*DO THIS*
Among the entries below, find the lines with "name" and copy them.

*LISTED ENTRIES*
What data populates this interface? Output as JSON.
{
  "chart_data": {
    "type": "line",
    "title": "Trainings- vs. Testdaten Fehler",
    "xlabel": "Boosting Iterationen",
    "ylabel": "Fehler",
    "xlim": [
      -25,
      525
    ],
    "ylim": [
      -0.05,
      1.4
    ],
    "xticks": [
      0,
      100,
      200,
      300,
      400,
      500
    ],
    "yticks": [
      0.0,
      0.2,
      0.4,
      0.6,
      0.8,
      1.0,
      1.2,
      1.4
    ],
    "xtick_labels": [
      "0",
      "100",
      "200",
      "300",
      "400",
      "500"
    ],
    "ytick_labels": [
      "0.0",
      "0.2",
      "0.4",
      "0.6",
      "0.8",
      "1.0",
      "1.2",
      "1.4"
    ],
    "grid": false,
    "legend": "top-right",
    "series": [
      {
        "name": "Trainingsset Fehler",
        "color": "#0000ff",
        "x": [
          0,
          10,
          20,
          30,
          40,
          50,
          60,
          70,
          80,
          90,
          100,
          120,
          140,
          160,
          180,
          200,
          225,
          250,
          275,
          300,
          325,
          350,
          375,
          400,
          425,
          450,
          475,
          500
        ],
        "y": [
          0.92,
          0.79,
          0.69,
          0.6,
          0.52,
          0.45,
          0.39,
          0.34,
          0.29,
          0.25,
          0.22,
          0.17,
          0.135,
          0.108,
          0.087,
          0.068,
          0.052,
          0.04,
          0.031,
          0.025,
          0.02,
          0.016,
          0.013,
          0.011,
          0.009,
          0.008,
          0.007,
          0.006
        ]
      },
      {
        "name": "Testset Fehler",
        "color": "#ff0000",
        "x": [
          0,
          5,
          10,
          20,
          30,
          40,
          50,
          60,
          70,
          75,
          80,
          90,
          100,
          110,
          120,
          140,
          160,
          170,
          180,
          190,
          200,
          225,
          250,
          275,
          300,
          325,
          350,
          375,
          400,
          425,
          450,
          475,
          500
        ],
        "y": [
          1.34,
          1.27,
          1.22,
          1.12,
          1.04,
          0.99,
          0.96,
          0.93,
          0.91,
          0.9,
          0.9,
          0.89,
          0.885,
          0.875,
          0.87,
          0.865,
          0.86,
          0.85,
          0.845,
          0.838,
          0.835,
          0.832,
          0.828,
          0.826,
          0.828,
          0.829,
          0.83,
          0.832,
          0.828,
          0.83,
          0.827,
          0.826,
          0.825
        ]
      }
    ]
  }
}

*FULL ANSWER*
        "name": "Trainingsset Fehler",
        "name": "Testset Fehler",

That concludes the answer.